## What to do
The data below should be printed in full, exactly, and without any of its images.

(Dataset rows)
╔══
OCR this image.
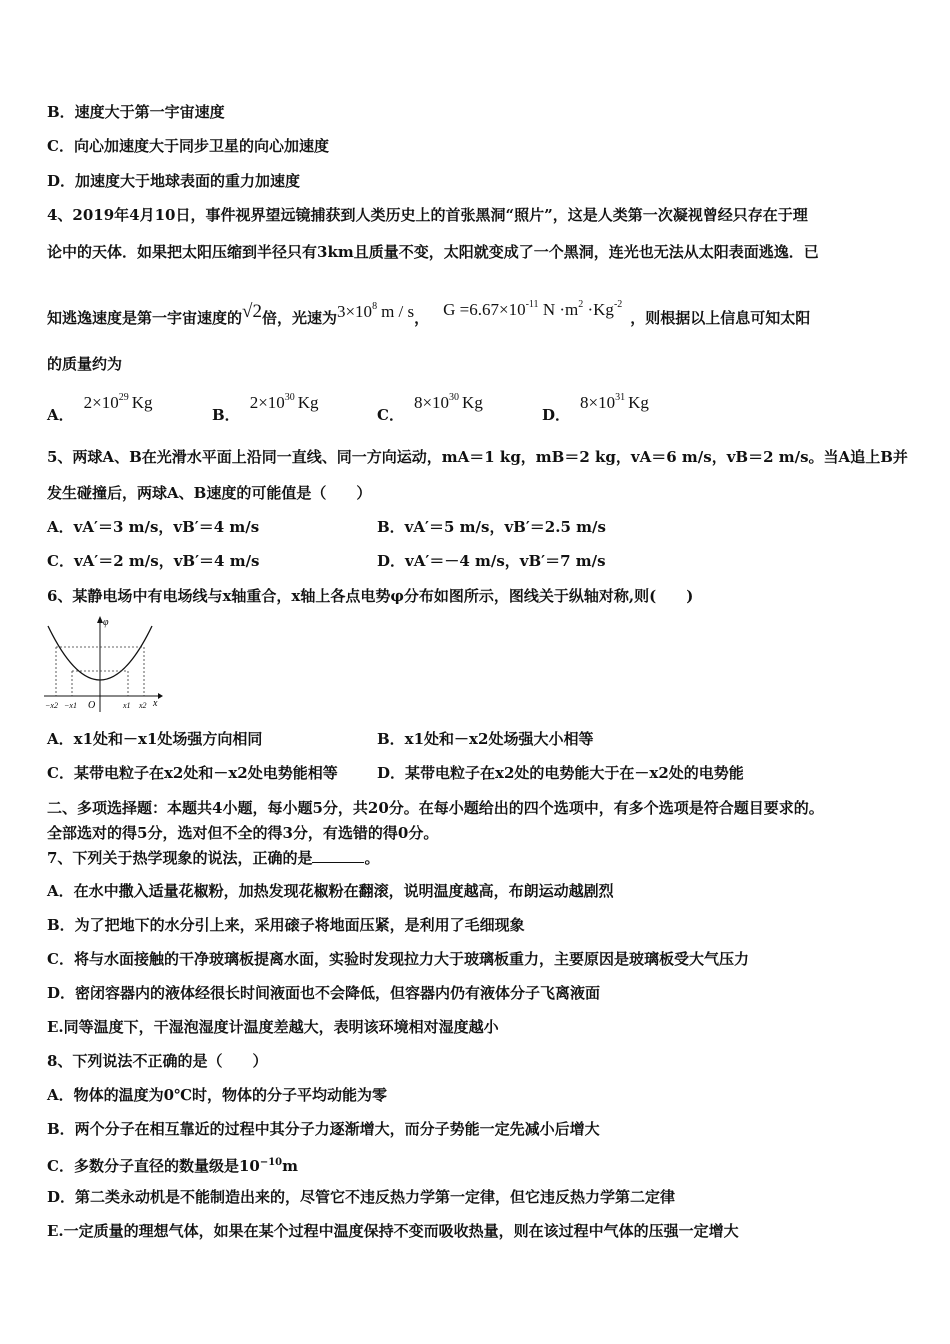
B．速度大于第一宇宙速度
C．向心加速度大于同步卫星的向心加速度
D．加速度大于地球表面的重力加速度
4、2019年4月10日，事件视界望远镜捕获到人类历史上的首张黑洞“照片”，这是人类第一次凝视曾经只存在于理
论中的天体．如果把太阳压缩到半径只有3km且质量不变，太阳就变成了一个黑洞，连光也无法从太阳表面逃逸．已
知逃逸速度是第一宇宙速度的√2倍，光速为$3\times 10^8$ m / s， $G =6.67\times 10^{-11}$ $N \cdot m^2 \cdot Kg^{-2}$，则根据以上信息可知太阳
的质量约为
A．$2\times 10^{29}$ Kg
B．$2\times 10^{30}$ Kg
C．$8\times 10^{30}$ Kg
D．$8\times 10^{31}$ Kg
5、两球A、B在光滑水平面上沿同一直线、同一方向运动，mA＝1 kg，mB＝2 kg，vA＝6 m/s，vB＝2 m/s。当A追上B并
发生碰撞后，两球A、B速度的可能值是（　　）
A．vA′＝3 m/s，vB′＝4 m/s	B．vA′＝5 m/s，vB′＝2.5 m/s
C．vA′＝2 m/s，vB′＝4 m/s	D．vA′＝－4 m/s，vB′＝7 m/s
6、某静电场中有电场线与x轴重合，x轴上各点电势φ分布如图所示，图线关于纵轴对称,则(　　)
φ
x
O
−x2 −x1	x1 x2
A．x1处和－x1处场强方向相同	B．x1处和－x2处场强大小相等
C．某带电粒子在x2处和－x2处电势能相等	D．某带电粒子在x2处的电势能大于在－x2处的电势能
二、多项选择题：本题共4小题，每小题5分，共20分。在每小题给出的四个选项中，有多个选项是符合题目要求的。
全部选对的得5分，选对但不全的得3分，有选错的得0分。
7、下列关于热学现象的说法，正确的是	。
A．在水中撒入适量花椒粉，加热发现花椒粉在翻滚，说明温度越高，布朗运动越剧烈
B．为了把地下的水分引上来，采用磙子将地面压紧，是利用了毛细现象
C．将与水面接触的干净玻璃板提离水面，实验时发现拉力大于玻璃板重力，主要原因是玻璃板受大气压力
D．密闭容器内的液体经很长时间液面也不会降低，但容器内仍有液体分子飞离液面
E.同等温度下，干湿泡湿度计温度差越大，表明该环境相对湿度越小
8、下列说法不正确的是（　　）
A．物体的温度为0℃时，物体的分子平均动能为零
B．两个分子在相互靠近的过程中其分子力逐渐增大，而分子势能一定先减小后增大
C．多数分子直径的数量级是$10^{-10}m$
D．第二类永动机是不能制造出来的，尽管它不违反热力学第一定律，但它违反热力学第二定律
E.一定质量的理想气体，如果在某个过程中温度保持不变而吸收热量，则在该过程中气体的压强一定增大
╚══
## Answer below
OCR this image.
B．速度大于第一宇宙速度
C．向心加速度大于同步卫星的向心加速度
D．加速度大于地球表面的重力加速度
4、2019年4月10日，事件视界望远镜捕获到人类历史上的首张黑洞“照片”，这是人类第一次凝视曾经只存在于理
论中的天体．如果把太阳压缩到半径只有3km且质量不变，太阳就变成了一个黑洞，连光也无法从太阳表面逃逸．已
知逃逸速度是第一宇宙速度的√2倍，光速为$3\times 10^8$ m / s， $G =6.67\times 10^{-11}$ $N \cdot m^2 \cdot Kg^{-2}$，则根据以上信息可知太阳
的质量约为
A．$2\times 10^{29}$ Kg
B．$2\times 10^{30}$ Kg
C．$8\times 10^{30}$ Kg
D．$8\times 10^{31}$ Kg
5、两球A、B在光滑水平面上沿同一直线、同一方向运动，mA＝1 kg，mB＝2 kg，vA＝6 m/s，vB＝2 m/s。当A追上B并
发生碰撞后，两球A、B速度的可能值是（　　）
A．vA′＝3 m/s，vB′＝4 m/s	B．vA′＝5 m/s，vB′＝2.5 m/s
C．vA′＝2 m/s，vB′＝4 m/s	D．vA′＝－4 m/s，vB′＝7 m/s
6、某静电场中有电场线与x轴重合，x轴上各点电势φ分布如图所示，图线关于纵轴对称,则(　　)
φ
x
O
−x2 −x1	x1 x2
A．x1处和－x1处场强方向相同	B．x1处和－x2处场强大小相等
C．某带电粒子在x2处和－x2处电势能相等	D．某带电粒子在x2处的电势能大于在－x2处的电势能
二、多项选择题：本题共4小题，每小题5分，共20分。在每小题给出的四个选项中，有多个选项是符合题目要求的。
全部选对的得5分，选对但不全的得3分，有选错的得0分。
7、下列关于热学现象的说法，正确的是	。
A．在水中撒入适量花椒粉，加热发现花椒粉在翻滚，说明温度越高，布朗运动越剧烈
B．为了把地下的水分引上来，采用磙子将地面压紧，是利用了毛细现象
C．将与水面接触的干净玻璃板提离水面，实验时发现拉力大于玻璃板重力，主要原因是玻璃板受大气压力
D．密闭容器内的液体经很长时间液面也不会降低，但容器内仍有液体分子飞离液面
E.同等温度下，干湿泡湿度计温度差越大，表明该环境相对湿度越小
8、下列说法不正确的是（　　）
A．物体的温度为0℃时，物体的分子平均动能为零
B．两个分子在相互靠近的过程中其分子力逐渐增大，而分子势能一定先减小后增大
C．多数分子直径的数量级是$10^{-10}m$
D．第二类永动机是不能制造出来的，尽管它不违反热力学第一定律，但它违反热力学第二定律
E.一定质量的理想气体，如果在某个过程中温度保持不变而吸收热量，则在该过程中气体的压强一定增大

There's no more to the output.